İçeriğe geç

Bir Bilim Adamının Serüveni – Celal Şengör Kitabı Kitap Alıntıları – Sefa Kaplan

Sefa Kaplan kitaplarından Bir Bilim Adamının Serüveni – Celal Şengör Kitabı kitap alıntıları sizlerle…

Bir Bilim Adamının Serüveni – Celal Şengör Kitabı Kitap Alıntıları

İnsanı insan yapan yalan söylemektir. Yalan söylemeyen insan olamaz.
Sanat yapmayan bir toplum bilim de yapamaz. Hiçbir şekilde yaratıcılık olmaz. Yaşayamaz.
Ben içinde yaşadığım alemle ilgileniyorum, içinde yaşadığım alemin her şeyi beni ilgilendiriyor. Alem hakkında bilgi sahibi olduğun zaman o alemle temasa gelebilmek ve diyalog kurabilmek çok kolay hale geliyor. Kendini yalnız hissetmiyorsun. Ben, dünyada hiçbir yerde kendimi yabancı hissetmedim. O kadar hoş bir histir ki bu.
Ona dedim ki: Erkek arkadaşınla tam mercimeği fırına vermek üzeresin, aklına bir şey geldi, ‘bir dakika, bir not alayım, geliyorum’ diyebiliyor musun? Tutkunun derecesi işte bu! Ne yaparsan yap, aklında bilimsel sorunların olacak. Bu bilimsel sorunlar senin bütün benliğini saracak, seni rahatsız edecek, bunlar çözülmediği sürece uyuyamayacaksın. Bunu yaptığın zaman büyük bilim adamı olursun
Oya’yı eş olarak seçerken bunların hepsinin hesabını yaptım ben. Ben bu kızı seviyorum, güzeldir, sevişir koklaşırız ama bir süre sonra biter bu iş diye düşünmedim. Hatta ben evlenirken Oya’ya, Aşk, seks, şehvet ‘bir süre sonra biter’. Sonrasında aileyi bir arada tutacak şey sevgi ve onun temel kaynağı olan saygıdır. Benim sana, senin de bana saygı duyman lazım ki, bir arada durabilelim dedim. Oya’nın da aynı şeyleri düşündüğünü biliyorum.
= = = = =
Yazılı Alıştırma a:
Listede "brand" dizgisini içeren her satırı bulun ve kopyalayın; büyük-küçük harf ayrımına dikkat edin.

İşlenecek Malzeme:
= = = = =
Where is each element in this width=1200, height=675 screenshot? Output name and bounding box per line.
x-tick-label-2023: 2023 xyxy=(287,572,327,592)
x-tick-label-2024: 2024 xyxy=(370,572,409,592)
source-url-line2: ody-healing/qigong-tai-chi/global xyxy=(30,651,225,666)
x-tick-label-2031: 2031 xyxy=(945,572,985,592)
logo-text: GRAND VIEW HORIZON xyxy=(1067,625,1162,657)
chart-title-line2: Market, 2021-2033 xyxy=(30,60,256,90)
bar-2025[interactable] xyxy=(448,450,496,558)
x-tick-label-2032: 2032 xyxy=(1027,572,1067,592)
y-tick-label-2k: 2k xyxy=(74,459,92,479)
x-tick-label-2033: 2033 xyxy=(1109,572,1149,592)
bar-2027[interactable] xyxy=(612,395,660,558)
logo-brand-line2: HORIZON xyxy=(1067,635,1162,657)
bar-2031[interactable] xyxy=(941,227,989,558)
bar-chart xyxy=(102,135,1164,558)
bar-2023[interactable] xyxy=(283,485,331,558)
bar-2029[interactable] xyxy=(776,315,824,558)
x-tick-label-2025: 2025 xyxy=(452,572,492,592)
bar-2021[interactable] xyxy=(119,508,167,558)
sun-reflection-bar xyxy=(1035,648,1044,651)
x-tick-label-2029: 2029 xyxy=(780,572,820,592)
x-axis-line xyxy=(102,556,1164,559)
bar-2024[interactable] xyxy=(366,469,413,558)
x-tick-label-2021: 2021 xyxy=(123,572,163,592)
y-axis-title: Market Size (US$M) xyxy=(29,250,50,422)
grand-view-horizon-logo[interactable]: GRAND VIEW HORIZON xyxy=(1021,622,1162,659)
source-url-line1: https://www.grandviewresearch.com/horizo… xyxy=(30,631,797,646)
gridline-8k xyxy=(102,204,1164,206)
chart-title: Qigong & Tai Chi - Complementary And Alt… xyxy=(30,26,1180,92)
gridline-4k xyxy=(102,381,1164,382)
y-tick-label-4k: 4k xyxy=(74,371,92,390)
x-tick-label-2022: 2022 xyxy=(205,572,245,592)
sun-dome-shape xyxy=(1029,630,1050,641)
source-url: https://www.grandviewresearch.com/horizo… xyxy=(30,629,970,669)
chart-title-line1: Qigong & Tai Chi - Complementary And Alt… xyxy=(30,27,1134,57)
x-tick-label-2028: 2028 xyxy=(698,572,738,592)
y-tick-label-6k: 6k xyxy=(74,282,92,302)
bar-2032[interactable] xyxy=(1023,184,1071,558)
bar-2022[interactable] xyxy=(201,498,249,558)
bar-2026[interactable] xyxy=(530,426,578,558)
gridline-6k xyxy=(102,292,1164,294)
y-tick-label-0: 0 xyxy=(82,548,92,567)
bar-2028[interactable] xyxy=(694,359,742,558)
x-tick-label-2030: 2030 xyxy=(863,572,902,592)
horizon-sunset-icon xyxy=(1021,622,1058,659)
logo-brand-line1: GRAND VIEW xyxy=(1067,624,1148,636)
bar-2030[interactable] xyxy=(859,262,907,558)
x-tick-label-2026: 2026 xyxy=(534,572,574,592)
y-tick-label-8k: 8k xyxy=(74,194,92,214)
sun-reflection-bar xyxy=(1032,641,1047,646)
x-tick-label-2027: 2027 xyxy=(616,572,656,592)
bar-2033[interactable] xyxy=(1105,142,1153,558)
= = = = =
Yazılı Alıştırma b:
Alıntı metnine göre sanat yapmayan bir toplum başka neyi de yapamaz?

Çözümlü Cevap a:
logo-brand-line2: HORIZON xyxy=(1067,635,1162,657)
logo-brand-line1: GRAND VIEW xyxy=(1067,624,1148,636)

Çözümlü Cevap b:
Bilim de yapamaz.